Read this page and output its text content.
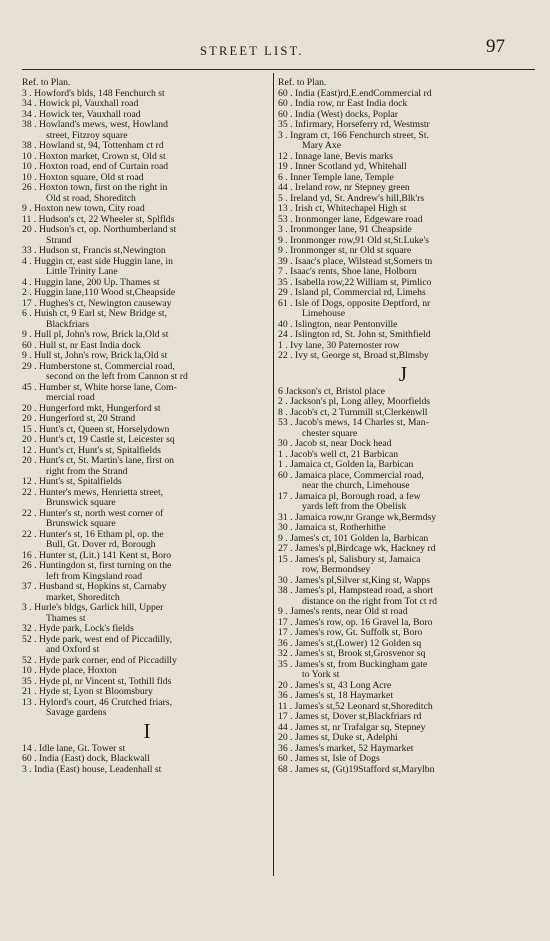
STREET LIST.	97
Ref. to Plan.
3 . Howford's blds, 148 Fenchurch st
34 . Howick pl, Vauxhall road
34 . Howick ter, Vauxhall road
38 . Howland's mews, west, Howland
street, Fitzroy square
38 . Howland st, 94, Tottenham ct rd
10 . Hoxton market, Crown st, Old st
10 . Hoxton road, end of Curtain road
10 . Hoxton square, Old st road
26 . Hoxton town, first on the right in
Old st road, Shoreditch
9 . Hoxton new town, City road
11 . Hudson's ct, 22 Wheeler st, Splflds
20 . Hudson's ct, op. Northumberland st
Strand
33 . Hudson st, Francis st,Newington
4 . Huggin ct, east side Huggin lane, in
Little Trinity Lane
4 . Huggin lane, 200 Up. Thames st
2 . Huggin lane,110 Wood st,Cheapside
17 . Hughes's ct, Newington causeway
6 . Huish ct, 9 Earl st, New Bridge st,
Blackfriars
9 . Hull pl, John's row, Brick la,Old st
60 . Hull st, nr East India dock
9 . Hull st, John's row, Brick la,Old st
29 . Humberstone st, Commercial road,
second on the left from Cannon st rd
45 . Humber st, White horse lane, Com-
mercial road
20 . Hungerford mkt, Hungerford st
20 . Hungerford st, 20 Strand
15 . Hunt's ct, Queen st, Horselydown
20 . Hunt's ct, 19 Castle st, Leicester sq
12 . Hunt's ct, Hunt's st, Spitalfields
20 . Hunt's ct, St. Martin's lane, first on
right from the Strand
12 . Hunt's st, Spitalfields
22 . Hunter's mews, Henrietta street,
Brunswick square
22 . Hunter's st, north west corner of
Brunswick square
22 . Hunter's st, 16 Etham pl, op. the
Bull, Gt. Dover rd, Borough
16 . Hunter st, (Lit.) 141 Kent st, Boro
26 . Huntingdon st, first turning on the
left from Kingsland road
37 . Husband st, Hopkins st, Carnaby
market, Shoreditch
3 . Hurle's bldgs, Garlick hill, Upper
Thames st
32 . Hyde park, Lock's fields
52 . Hyde park, west end of Piccadilly,
and Oxford st
52 . Hyde park corner, end of Piccadilly
10 . Hyde place, Hoxton
35 . Hyde pl, nr Vincent st, Tothill flds
21 . Hyde st, Lyon st Bloomsbury
13 . Hylord's court, 46 Crutched friars,
Savage gardens
I
14 . Idle lane, Gt. Tower st
60 . India (East) dock, Blackwall
3 . India (East) house, Leadenhall st
Ref. to Plan.
60 . India (East)rd,E.endCommercial rd
60 . India row, nr East India dock
60 . India (West) docks, Poplar
35 . Infirmary, Horseferry rd, Westmstr
3 . Ingram ct, 166 Fenchurch street, St.
Mary Axe
12 . Innage lane, Bevis marks
19 . Inner Scotland yd, Whitehall
6 . Inner Temple lane, Temple
44 . Ireland row, nr Stepney green
5 . Ireland yd, St. Andrew's hill,Blk'rs
13 . Irish ct, Whitechapel High st
53 . Ironmonger lane, Edgeware road
3 . Ironmonger lane, 91 Cheapside
9 . Ironmonger row,91 Old st,St.Luke's
9 . Ironmonger st, nr Old st square
39 . Isaac's place, Wilstead st,Somers tn
7 . Isaac's rents, Shoe lane, Holborn
35 . Isabella row,22 William st, Pimlico
29 . Island pl, Commercial rd, Limehs
61 . Isle of Dogs, opposite Deptford, nr
Limehouse
40 . Islington, near Pentonville
24 . Islington rd, St. John st, Smithfield
1 . Ivy lane, 30 Paternoster row
22 . Ivy st, George st, Broad st,Blmsby
J
6 Jackson's ct, Bristol place
2 . Jackson's pl, Long alley, Moorfields
8 . Jacob's ct, 2 Turnmill st,Clerkenwll
53 . Jacob's mews, 14 Charles st, Man-
chester square
30 . Jacob st, near Dock head
1 . Jacob's well ct, 21 Barbican
1 . Jamaica ct, Golden la, Barbican
60 . Jamaica place, Commercial road,
near the church, Limehouse
17 . Jamaica pl, Borough road, a few
yards left from the Obelisk
31 . Jamaica row,nr Grange wk,Bermdsy
30 . Jamaica st, Rotherhithe
9 . James's ct, 101 Golden la, Barbican
27 . James's pl,Birdcage wk, Hackney rd
15 . James's pl, Salisbury st, Jamaica
row, Bermondsey
30 . James's pl,Silver st,King st, Wapps
38 . James's pl, Hampstead road, a short
distance on the right from Tot ct rd
9 . James's rents, near Old st road
17 . James's row, op. 16 Gravel la, Boro
17 . James's row, Gt. Suffolk st, Boro
36 . James's st,(Lower) 12 Golden sq
32 . James's st, Brook st,Grosvenor sq
35 . James's st, from Buckingham gate
to York st
20 . James's st, 43 Long Acre
36 . James's st, 18 Haymarket
11 . James's st,52 Leonard st,Shoreditch
17 . James st, Dover st,Blackfriars rd
44 . James st, nr Trafalgar sq, Stepney
20 . James st, Duke st, Adelphi
36 . James's market, 52 Haymarket
60 . James st, Isle of Dogs
68 . James st, (Gt)19Stafford st,Marylbn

——————

[Instructions for the task]: From the listing, copy every line where the string "Golden" appears.

[Worked solution]:
1 . Jamaica ct, Golden la, Barbican
9 . James's ct, 101 Golden la, Barbican
36 . James's st,(Lower) 12 Golden sq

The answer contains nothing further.